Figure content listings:
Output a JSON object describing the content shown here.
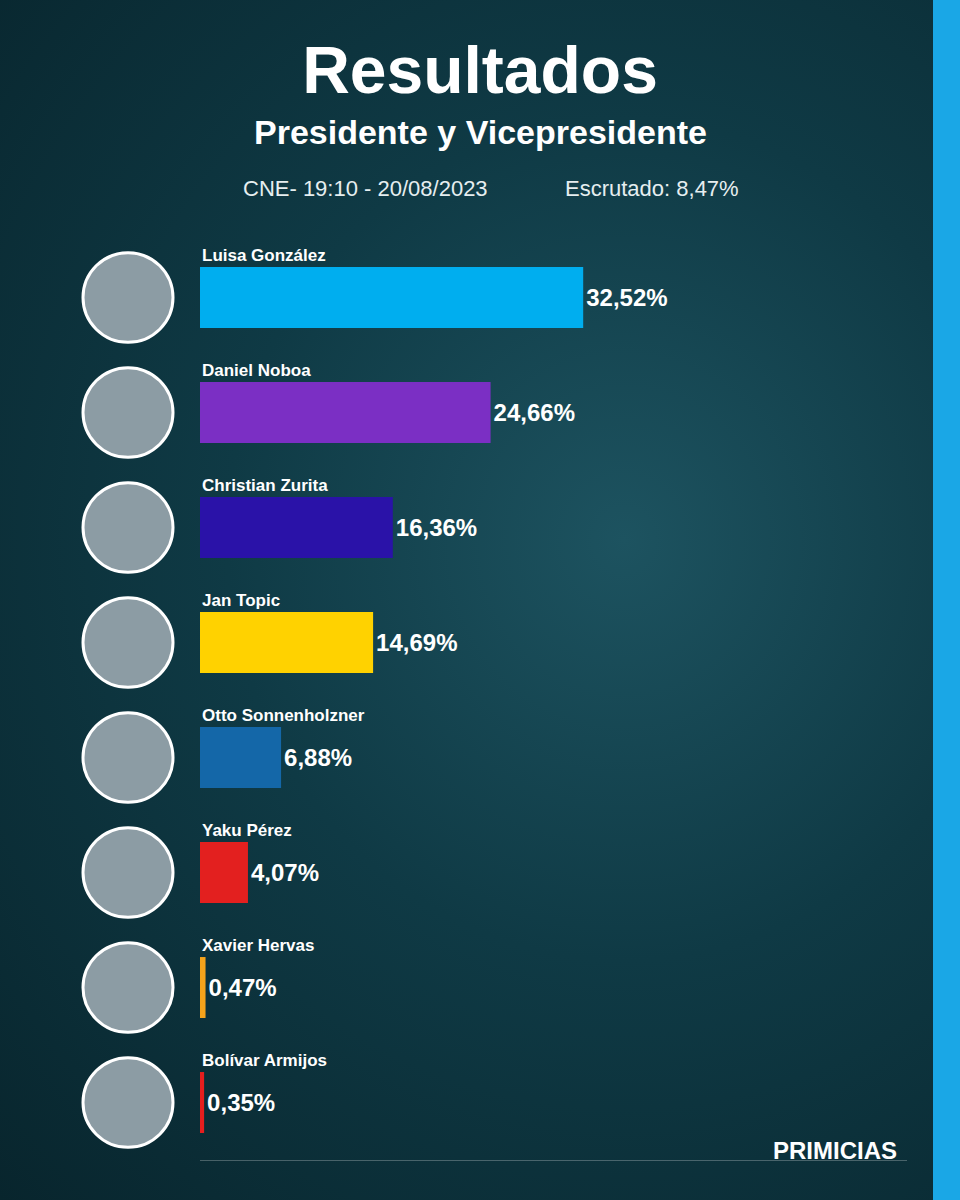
{
  "chart_data": {
    "type": "bar",
    "orientation": "horizontal",
    "title": "Resultados",
    "subtitle": "Presidente y Vicepresidente",
    "annotations": [
      "CNE- 19:10 - 20/08/2023",
      "Escrutado: 8,47%"
    ],
    "source": "PRIMICIAS",
    "categories": [
      "Luisa González",
      "Daniel Noboa",
      "Christian Zurita",
      "Jan Topic",
      "Otto Sonnenholzner",
      "Yaku Pérez",
      "Xavier Hervas",
      "Bolívar Armijos"
    ],
    "values": [
      32.52,
      24.66,
      16.36,
      14.69,
      6.88,
      4.07,
      0.47,
      0.35
    ],
    "value_labels": [
      "32,52%",
      "24,66%",
      "16,36%",
      "14,69%",
      "6,88%",
      "4,07%",
      "0,47%",
      "0,35%"
    ],
    "colors": [
      "#00aeef",
      "#7b2fc4",
      "#2a12a8",
      "#ffd200",
      "#1467a8",
      "#e3201f",
      "#f5a31b",
      "#e61e1e"
    ],
    "xlim": [
      0,
      60
    ],
    "data_labels": true,
    "tick_labels": false,
    "grid": false
  }
}
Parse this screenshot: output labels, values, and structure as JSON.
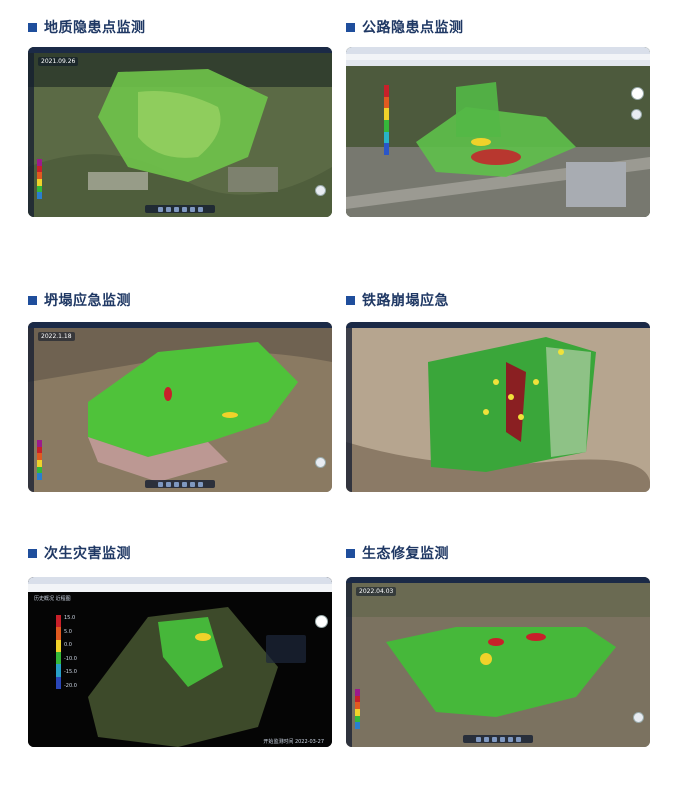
{
  "panels": [
    {
      "id": "geo",
      "title": "地质隐患点监测",
      "date_label": "2021.09.26"
    },
    {
      "id": "road",
      "title": "公路隐患点监测"
    },
    {
      "id": "collapse",
      "title": "坍塌应急监测",
      "date_label": "2022.1.18"
    },
    {
      "id": "rail",
      "title": "铁路崩塌应急"
    },
    {
      "id": "secondary",
      "title": "次生灾害监测",
      "toolbar_label": "历史概况",
      "toolbar_value": "近程图",
      "legend_values": [
        "15.0",
        "5.0",
        "0.0",
        "-10.0",
        "-15.0",
        "-20.0"
      ],
      "footer_label": "开始监测时间",
      "footer_date": "2022-03-27"
    },
    {
      "id": "eco",
      "title": "生态修复监测",
      "date_label": "2022.04.03"
    }
  ],
  "colors": {
    "heading_square": "#1f4e9c",
    "heading_text": "#1f3864",
    "deform_green": "#35b83a",
    "deform_red": "#c8202a",
    "deform_yellow": "#f0d22a"
  }
}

▶ WORK REQUIRED
Every record is to be reproduced exactly, with no pictures included.

▶ RESULT BELOW
Output a JSON object describing the content shown here.
{
  "chart_data": {
    "type": "bar",
    "orientation": "horizontal",
    "title": "Resultados",
    "subtitle": "Presidente y Vicepresidente",
    "annotations": [
      "CNE- 19:10 - 20/08/2023",
      "Escrutado: 8,47%"
    ],
    "source": "PRIMICIAS",
    "categories": [
      "Luisa González",
      "Daniel Noboa",
      "Christian Zurita",
      "Jan Topic",
      "Otto Sonnenholzner",
      "Yaku Pérez",
      "Xavier Hervas",
      "Bolívar Armijos"
    ],
    "values": [
      32.52,
      24.66,
      16.36,
      14.69,
      6.88,
      4.07,
      0.47,
      0.35
    ],
    "value_labels": [
      "32,52%",
      "24,66%",
      "16,36%",
      "14,69%",
      "6,88%",
      "4,07%",
      "0,47%",
      "0,35%"
    ],
    "colors": [
      "#00aeef",
      "#7b2fc4",
      "#2a12a8",
      "#ffd200",
      "#1467a8",
      "#e3201f",
      "#f5a31b",
      "#e61e1e"
    ],
    "xlim": [
      0,
      60
    ],
    "data_labels": true,
    "tick_labels": false,
    "grid": false
  }
}
Parse this screenshot: output labels, values, and structure as JSON.
{
  "panels": [
    {
      "id": "geo",
      "title": "地质隐患点监测",
      "date_label": "2021.09.26"
    },
    {
      "id": "road",
      "title": "公路隐患点监测"
    },
    {
      "id": "collapse",
      "title": "坍塌应急监测",
      "date_label": "2022.1.18"
    },
    {
      "id": "rail",
      "title": "铁路崩塌应急"
    },
    {
      "id": "secondary",
      "title": "次生灾害监测",
      "toolbar_label": "历史概况",
      "toolbar_value": "近程图",
      "legend_values": [
        "15.0",
        "5.0",
        "0.0",
        "-10.0",
        "-15.0",
        "-20.0"
      ],
      "footer_label": "开始监测时间",
      "footer_date": "2022-03-27"
    },
    {
      "id": "eco",
      "title": "生态修复监测",
      "date_label": "2022.04.03"
    }
  ],
  "colors": {
    "heading_square": "#1f4e9c",
    "heading_text": "#1f3864",
    "deform_green": "#35b83a",
    "deform_red": "#c8202a",
    "deform_yellow": "#f0d22a"
  }
}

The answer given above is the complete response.